Stored data:
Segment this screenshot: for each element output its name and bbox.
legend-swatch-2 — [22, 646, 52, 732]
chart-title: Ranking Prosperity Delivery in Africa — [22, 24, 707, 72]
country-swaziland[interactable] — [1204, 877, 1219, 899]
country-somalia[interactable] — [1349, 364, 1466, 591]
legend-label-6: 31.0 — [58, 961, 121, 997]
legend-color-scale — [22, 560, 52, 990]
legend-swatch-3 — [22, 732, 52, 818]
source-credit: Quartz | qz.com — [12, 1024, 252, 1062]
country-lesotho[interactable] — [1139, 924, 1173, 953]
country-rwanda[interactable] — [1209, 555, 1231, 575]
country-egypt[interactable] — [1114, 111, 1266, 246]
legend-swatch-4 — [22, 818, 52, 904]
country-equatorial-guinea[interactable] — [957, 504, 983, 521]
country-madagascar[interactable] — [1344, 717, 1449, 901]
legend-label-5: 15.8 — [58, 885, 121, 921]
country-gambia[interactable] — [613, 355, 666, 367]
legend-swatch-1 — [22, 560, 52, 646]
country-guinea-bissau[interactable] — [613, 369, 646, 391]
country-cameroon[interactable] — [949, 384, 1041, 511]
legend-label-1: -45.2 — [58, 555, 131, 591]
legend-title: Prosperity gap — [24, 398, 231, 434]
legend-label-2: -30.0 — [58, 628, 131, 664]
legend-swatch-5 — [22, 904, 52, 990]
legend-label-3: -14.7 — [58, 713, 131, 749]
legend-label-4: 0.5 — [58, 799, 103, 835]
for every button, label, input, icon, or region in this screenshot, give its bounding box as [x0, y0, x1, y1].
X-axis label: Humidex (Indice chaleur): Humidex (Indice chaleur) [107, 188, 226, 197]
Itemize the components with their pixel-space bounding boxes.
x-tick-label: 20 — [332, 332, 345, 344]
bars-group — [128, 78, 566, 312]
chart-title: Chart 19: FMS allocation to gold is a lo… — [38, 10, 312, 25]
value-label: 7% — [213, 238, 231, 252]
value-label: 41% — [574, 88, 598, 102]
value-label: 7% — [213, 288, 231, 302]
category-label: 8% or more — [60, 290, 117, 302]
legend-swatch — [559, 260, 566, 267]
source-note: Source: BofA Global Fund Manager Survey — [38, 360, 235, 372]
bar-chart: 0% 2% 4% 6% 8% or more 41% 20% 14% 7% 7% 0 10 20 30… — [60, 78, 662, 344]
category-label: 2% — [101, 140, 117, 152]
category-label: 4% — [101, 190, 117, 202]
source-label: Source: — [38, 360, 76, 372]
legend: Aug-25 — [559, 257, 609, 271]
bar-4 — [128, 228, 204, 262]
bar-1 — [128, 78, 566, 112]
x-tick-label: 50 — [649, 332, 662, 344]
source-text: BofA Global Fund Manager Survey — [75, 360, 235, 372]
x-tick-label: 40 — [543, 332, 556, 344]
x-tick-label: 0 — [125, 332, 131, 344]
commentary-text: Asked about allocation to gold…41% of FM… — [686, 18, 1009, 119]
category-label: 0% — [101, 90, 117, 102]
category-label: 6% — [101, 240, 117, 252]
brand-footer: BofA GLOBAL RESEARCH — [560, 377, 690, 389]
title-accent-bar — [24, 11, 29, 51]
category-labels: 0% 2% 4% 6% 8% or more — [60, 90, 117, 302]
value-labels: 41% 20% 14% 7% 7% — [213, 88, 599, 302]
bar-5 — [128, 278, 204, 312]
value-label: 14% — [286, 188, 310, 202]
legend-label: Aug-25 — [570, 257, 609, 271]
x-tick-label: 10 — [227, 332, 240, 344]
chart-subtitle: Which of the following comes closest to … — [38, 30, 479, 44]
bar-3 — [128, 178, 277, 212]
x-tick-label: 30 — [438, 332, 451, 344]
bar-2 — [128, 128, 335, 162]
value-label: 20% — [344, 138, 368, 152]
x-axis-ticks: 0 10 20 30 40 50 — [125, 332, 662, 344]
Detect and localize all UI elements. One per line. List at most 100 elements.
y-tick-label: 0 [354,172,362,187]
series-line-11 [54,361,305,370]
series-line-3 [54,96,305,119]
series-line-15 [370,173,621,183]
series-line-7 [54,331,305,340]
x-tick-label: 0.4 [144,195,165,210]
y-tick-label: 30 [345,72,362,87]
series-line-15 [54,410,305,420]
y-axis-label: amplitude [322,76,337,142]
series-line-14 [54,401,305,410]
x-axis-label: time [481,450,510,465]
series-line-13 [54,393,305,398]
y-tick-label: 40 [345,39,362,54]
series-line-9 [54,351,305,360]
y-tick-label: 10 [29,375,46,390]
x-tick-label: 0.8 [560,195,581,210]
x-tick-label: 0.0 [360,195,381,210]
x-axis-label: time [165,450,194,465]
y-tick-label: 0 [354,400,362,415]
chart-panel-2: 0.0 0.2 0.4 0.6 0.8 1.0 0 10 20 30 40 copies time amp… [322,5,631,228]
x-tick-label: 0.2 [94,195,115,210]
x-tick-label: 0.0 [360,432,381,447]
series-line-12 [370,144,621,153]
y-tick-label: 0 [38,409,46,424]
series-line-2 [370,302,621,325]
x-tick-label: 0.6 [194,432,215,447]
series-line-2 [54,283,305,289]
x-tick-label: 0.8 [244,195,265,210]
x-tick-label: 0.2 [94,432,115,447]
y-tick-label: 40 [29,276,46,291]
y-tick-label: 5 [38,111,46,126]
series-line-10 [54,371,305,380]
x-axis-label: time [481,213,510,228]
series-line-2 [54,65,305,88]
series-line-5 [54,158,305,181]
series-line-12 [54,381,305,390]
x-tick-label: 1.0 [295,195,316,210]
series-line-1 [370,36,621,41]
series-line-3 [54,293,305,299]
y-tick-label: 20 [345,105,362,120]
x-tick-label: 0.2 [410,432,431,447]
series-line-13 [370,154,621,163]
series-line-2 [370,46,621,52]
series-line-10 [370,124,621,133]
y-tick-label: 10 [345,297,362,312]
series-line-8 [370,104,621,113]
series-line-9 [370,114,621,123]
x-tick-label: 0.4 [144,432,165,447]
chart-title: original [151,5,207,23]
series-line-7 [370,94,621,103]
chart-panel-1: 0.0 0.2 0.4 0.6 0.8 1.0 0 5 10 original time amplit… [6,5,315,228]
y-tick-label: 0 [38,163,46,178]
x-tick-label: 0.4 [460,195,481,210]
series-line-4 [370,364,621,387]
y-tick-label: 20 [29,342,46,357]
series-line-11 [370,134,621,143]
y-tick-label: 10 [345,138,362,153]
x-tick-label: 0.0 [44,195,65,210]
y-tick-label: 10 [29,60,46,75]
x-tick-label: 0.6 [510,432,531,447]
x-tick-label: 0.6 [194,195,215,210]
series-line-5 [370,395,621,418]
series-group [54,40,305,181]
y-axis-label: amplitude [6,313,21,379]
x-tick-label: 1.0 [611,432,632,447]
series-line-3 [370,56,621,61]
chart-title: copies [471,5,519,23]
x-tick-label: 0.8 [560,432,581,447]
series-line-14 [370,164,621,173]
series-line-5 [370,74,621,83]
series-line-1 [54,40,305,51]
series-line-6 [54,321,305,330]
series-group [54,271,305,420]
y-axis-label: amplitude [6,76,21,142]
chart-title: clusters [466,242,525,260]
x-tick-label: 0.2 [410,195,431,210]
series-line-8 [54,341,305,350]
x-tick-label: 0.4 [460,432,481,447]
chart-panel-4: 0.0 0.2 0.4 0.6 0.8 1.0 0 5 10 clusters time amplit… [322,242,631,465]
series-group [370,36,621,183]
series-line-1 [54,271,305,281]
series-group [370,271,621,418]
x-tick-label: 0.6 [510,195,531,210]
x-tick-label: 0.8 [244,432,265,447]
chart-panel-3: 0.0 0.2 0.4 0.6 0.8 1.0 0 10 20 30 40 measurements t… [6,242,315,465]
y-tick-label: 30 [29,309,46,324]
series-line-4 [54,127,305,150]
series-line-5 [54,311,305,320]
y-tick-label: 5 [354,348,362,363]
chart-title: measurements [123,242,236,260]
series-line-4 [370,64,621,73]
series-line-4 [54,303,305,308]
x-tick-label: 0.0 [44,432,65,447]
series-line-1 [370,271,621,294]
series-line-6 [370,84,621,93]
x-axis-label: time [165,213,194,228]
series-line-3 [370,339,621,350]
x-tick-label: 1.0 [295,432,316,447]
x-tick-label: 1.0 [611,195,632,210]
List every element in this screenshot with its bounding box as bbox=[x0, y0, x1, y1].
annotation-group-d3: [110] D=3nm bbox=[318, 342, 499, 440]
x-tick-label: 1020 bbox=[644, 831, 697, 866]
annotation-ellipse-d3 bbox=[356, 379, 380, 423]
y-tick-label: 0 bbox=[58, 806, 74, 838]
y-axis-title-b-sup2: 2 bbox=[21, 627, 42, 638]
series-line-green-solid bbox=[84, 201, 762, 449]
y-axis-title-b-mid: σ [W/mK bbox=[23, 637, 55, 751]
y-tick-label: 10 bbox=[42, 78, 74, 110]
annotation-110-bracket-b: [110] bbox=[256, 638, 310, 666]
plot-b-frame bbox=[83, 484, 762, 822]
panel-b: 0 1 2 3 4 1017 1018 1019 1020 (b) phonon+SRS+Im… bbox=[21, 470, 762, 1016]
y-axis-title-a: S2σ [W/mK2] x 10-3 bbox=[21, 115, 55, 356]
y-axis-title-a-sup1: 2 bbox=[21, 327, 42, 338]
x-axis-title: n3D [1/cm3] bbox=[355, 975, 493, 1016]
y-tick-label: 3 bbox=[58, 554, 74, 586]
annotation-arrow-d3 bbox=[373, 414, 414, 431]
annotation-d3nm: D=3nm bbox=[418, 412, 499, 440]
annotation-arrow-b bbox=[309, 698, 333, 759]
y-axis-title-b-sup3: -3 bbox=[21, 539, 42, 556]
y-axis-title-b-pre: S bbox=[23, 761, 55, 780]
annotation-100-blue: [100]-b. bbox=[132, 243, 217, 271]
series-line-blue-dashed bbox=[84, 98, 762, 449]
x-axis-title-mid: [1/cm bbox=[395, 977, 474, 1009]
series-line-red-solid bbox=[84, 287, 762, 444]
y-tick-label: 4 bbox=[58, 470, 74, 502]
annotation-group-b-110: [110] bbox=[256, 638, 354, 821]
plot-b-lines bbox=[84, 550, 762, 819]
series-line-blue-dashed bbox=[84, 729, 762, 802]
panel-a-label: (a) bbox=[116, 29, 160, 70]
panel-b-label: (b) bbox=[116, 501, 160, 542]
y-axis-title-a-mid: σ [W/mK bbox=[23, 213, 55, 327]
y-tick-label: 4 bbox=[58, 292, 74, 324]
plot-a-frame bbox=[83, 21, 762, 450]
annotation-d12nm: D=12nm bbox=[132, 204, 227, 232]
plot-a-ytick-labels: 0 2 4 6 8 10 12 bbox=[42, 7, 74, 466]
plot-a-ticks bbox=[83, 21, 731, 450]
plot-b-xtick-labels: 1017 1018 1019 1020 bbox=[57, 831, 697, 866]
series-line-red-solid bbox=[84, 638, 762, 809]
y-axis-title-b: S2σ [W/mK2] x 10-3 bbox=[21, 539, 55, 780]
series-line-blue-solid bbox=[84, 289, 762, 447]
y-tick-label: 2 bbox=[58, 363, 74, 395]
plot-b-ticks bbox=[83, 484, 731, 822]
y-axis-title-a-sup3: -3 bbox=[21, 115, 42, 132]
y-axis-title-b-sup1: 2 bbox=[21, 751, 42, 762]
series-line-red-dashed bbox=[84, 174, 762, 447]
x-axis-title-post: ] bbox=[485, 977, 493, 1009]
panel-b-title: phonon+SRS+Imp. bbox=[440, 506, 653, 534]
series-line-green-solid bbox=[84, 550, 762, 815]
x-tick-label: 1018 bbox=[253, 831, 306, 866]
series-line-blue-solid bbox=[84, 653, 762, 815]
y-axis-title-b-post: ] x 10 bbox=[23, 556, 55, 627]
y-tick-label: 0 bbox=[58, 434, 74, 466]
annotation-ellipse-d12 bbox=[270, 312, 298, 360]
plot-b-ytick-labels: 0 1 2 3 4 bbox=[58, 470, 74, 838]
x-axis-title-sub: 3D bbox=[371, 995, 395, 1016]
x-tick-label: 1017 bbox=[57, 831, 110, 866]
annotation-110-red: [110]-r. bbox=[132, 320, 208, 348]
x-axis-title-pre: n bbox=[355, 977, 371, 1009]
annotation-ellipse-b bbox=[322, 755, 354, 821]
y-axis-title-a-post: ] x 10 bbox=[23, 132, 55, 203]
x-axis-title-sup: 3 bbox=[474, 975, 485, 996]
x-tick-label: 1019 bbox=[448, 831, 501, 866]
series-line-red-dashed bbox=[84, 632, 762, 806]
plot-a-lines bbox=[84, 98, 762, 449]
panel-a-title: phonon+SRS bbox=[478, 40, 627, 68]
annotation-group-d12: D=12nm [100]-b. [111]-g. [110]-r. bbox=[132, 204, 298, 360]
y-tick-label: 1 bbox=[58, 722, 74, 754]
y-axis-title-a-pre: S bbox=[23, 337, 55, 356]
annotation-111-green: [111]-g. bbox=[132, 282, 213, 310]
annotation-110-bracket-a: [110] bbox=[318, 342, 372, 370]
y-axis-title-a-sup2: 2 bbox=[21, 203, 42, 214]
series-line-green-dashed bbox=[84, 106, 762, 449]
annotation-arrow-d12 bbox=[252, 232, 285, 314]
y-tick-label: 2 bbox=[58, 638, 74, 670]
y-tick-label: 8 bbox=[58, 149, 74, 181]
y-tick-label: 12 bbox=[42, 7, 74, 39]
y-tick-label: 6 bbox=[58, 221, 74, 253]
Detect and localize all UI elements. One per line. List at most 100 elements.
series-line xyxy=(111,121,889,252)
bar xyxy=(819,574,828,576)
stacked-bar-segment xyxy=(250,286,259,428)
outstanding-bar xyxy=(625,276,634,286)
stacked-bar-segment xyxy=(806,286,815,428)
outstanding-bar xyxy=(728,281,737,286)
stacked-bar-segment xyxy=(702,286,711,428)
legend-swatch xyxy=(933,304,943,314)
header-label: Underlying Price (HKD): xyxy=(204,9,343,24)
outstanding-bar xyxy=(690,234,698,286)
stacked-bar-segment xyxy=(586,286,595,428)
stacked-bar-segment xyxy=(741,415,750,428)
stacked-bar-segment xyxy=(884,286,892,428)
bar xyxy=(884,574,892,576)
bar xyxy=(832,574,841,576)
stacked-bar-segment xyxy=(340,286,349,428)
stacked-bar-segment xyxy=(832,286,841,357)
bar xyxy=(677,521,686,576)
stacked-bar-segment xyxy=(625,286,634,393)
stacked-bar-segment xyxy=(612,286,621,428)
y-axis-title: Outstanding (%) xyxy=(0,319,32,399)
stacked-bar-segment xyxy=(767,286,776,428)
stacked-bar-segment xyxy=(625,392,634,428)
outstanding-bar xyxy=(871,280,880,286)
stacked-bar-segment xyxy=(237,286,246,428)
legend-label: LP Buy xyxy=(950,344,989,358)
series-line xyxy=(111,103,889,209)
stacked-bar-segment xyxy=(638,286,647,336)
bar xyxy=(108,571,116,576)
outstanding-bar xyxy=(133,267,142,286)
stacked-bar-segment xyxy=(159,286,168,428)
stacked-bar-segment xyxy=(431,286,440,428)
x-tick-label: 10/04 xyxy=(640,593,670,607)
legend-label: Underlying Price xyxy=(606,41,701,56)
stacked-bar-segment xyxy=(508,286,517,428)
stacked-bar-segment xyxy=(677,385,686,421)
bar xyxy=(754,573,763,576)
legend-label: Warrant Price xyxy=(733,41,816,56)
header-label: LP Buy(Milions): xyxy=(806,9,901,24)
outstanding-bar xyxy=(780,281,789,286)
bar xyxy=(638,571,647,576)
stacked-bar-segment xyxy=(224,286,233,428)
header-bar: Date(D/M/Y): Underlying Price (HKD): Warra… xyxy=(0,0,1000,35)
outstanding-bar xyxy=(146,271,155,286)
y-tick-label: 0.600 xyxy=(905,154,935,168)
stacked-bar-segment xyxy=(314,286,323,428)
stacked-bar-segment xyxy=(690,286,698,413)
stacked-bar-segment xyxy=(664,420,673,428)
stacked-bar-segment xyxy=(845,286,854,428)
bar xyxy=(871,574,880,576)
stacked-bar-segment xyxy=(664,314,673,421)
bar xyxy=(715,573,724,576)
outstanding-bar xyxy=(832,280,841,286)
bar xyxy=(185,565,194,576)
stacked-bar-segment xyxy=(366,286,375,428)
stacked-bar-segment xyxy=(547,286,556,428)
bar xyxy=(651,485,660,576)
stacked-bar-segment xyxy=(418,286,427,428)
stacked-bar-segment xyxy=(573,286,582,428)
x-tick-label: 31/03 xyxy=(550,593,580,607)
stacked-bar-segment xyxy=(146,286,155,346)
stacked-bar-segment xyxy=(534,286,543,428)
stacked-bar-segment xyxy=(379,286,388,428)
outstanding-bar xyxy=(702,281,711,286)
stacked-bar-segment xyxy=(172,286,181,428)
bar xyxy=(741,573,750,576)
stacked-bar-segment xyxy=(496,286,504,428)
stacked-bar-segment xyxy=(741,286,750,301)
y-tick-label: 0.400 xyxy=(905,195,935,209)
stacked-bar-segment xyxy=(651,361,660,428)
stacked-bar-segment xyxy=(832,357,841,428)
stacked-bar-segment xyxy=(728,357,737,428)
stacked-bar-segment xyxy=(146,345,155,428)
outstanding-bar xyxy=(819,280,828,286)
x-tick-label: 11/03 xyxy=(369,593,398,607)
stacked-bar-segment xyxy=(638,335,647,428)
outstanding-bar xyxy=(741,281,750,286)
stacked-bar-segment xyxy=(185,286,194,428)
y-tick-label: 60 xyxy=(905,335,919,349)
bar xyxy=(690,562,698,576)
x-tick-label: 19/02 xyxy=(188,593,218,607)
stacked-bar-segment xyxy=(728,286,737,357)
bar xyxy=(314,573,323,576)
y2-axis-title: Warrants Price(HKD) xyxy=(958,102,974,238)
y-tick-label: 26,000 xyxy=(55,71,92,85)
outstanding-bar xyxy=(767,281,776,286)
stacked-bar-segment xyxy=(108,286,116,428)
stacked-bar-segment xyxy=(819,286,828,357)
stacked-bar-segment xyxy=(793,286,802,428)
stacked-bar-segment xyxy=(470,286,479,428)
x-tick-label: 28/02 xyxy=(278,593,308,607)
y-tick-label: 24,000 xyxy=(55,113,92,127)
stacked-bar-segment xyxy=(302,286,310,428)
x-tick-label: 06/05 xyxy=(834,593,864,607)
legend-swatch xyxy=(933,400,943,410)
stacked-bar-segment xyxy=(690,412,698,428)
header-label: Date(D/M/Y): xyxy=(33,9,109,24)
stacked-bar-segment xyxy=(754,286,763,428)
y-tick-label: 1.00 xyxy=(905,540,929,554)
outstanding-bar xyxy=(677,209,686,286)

• [Work instructions] Reproduce the lines word for word, starting with the first line of the stored data and ending after the line containing "country-lesotho[interactable] — [1139, 924, 1173, 953]".

• [Completed exercise]
Segment this screenshot: for each element output its name and bbox.
legend-swatch-2 — [22, 646, 52, 732]
chart-title: Ranking Prosperity Delivery in Africa — [22, 24, 707, 72]
country-swaziland[interactable] — [1204, 877, 1219, 899]
country-somalia[interactable] — [1349, 364, 1466, 591]
legend-label-6: 31.0 — [58, 961, 121, 997]
legend-color-scale — [22, 560, 52, 990]
legend-swatch-3 — [22, 732, 52, 818]
source-credit: Quartz | qz.com — [12, 1024, 252, 1062]
country-lesotho[interactable] — [1139, 924, 1173, 953]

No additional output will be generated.